[TASK]:
Gather up every line that includes the string "caption".

[start TASK INPUT]

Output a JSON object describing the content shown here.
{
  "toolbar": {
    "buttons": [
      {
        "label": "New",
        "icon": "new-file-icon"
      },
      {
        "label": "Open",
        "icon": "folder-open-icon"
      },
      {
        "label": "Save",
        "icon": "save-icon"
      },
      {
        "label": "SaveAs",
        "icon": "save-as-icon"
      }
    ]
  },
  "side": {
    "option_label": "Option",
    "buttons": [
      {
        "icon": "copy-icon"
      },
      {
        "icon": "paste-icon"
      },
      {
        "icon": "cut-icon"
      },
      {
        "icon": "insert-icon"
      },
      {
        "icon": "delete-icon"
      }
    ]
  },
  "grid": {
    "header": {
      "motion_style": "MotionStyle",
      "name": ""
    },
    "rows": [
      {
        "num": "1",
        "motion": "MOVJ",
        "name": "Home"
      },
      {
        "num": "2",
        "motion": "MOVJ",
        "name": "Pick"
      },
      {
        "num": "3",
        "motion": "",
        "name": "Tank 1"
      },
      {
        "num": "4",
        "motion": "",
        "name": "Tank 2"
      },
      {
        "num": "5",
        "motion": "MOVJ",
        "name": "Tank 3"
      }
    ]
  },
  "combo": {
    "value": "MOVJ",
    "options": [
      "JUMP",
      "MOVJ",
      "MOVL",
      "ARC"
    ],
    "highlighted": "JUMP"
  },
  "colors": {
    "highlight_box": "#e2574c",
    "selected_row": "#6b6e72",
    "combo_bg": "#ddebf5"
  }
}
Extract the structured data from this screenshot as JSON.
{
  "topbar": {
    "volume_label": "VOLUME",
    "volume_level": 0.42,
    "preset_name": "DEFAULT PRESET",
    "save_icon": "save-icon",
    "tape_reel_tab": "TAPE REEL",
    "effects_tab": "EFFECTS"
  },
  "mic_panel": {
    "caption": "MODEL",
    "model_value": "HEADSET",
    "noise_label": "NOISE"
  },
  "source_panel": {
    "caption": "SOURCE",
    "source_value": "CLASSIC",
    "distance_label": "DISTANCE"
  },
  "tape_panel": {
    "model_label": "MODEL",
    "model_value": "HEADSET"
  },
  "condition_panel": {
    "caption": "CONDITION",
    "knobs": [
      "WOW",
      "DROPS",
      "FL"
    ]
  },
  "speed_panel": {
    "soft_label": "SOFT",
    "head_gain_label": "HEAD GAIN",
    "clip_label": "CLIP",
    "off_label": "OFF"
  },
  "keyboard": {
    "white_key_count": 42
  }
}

[end TASK INPUT]

[FINAL RESULT]:
    "caption": "MODEL",
    "caption": "SOURCE",
    "caption": "CONDITION",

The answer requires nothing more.